-- START OF Provided data --

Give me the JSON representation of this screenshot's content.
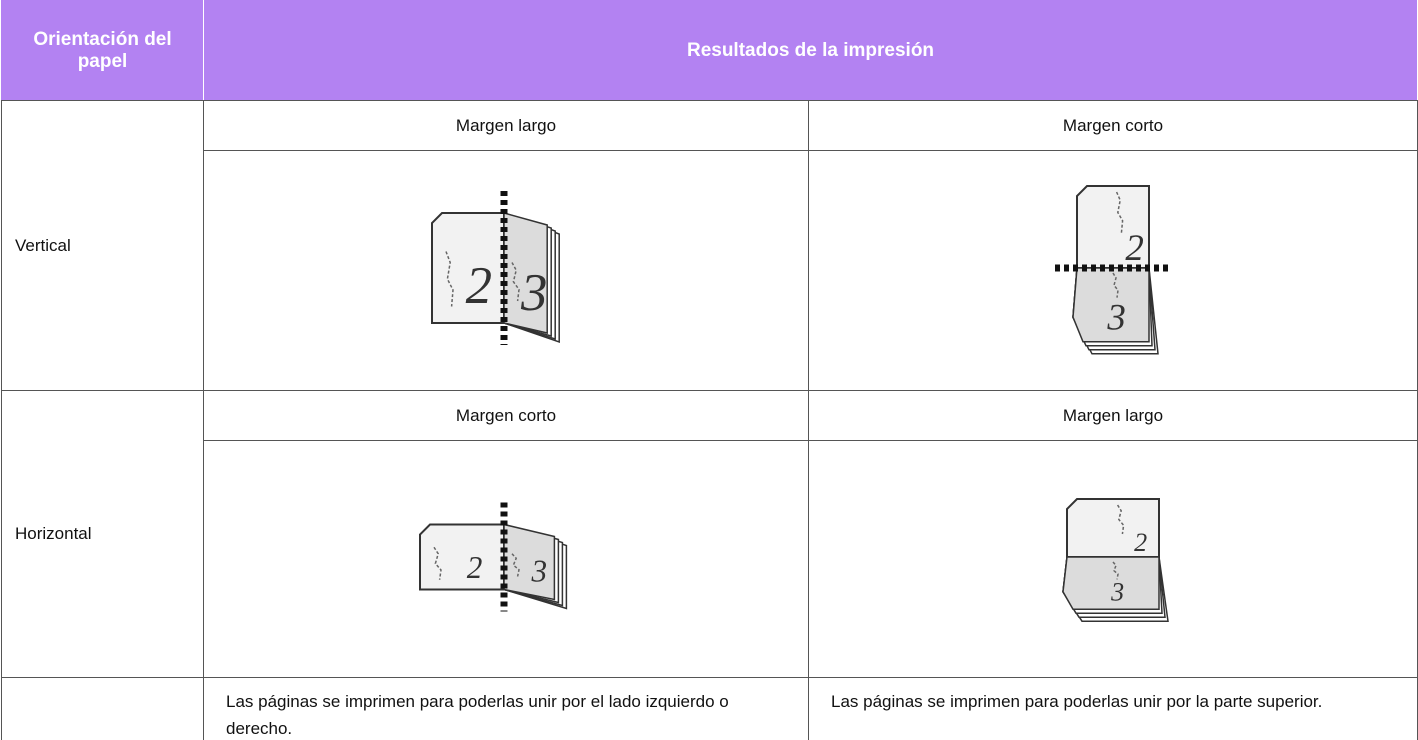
{
  "table": {
    "header": [
      "Orientación del papel",
      "Resultados de la impresión"
    ],
    "rows": [
      {
        "orientation": "Vertical",
        "options": [
          {
            "label": "Margen largo",
            "pages": [
              "2",
              "3"
            ]
          },
          {
            "label": "Margen corto",
            "pages": [
              "2",
              "3"
            ]
          }
        ]
      },
      {
        "orientation": "Horizontal",
        "options": [
          {
            "label": "Margen corto",
            "pages": [
              "2",
              "3"
            ]
          },
          {
            "label": "Margen largo",
            "pages": [
              "2",
              "3"
            ]
          }
        ]
      }
    ],
    "notes": [
      "Las páginas se imprimen para poderlas unir por el lado izquierdo o derecho.",
      "Las páginas se imprimen para poderlas unir por la parte superior."
    ]
  }
}
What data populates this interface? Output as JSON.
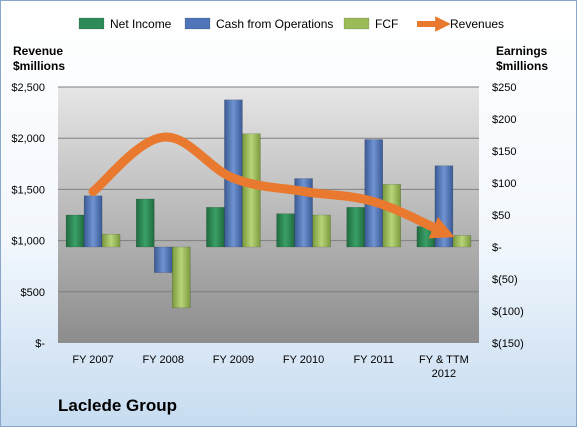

-- END OF Provided data --

Print the records word for word and exclude any picture they hold.

Written response:
Give me the JSON representation of this screenshot's content.
{
  "table": {
    "header": [
      "Orientación del papel",
      "Resultados de la impresión"
    ],
    "rows": [
      {
        "orientation": "Vertical",
        "options": [
          {
            "label": "Margen largo",
            "pages": [
              "2",
              "3"
            ]
          },
          {
            "label": "Margen corto",
            "pages": [
              "2",
              "3"
            ]
          }
        ]
      },
      {
        "orientation": "Horizontal",
        "options": [
          {
            "label": "Margen corto",
            "pages": [
              "2",
              "3"
            ]
          },
          {
            "label": "Margen largo",
            "pages": [
              "2",
              "3"
            ]
          }
        ]
      }
    ],
    "notes": [
      "Las páginas se imprimen para poderlas unir por el lado izquierdo o derecho.",
      "Las páginas se imprimen para poderlas unir por la parte superior."
    ]
  }
}
What data populates this interface? Output as JSON.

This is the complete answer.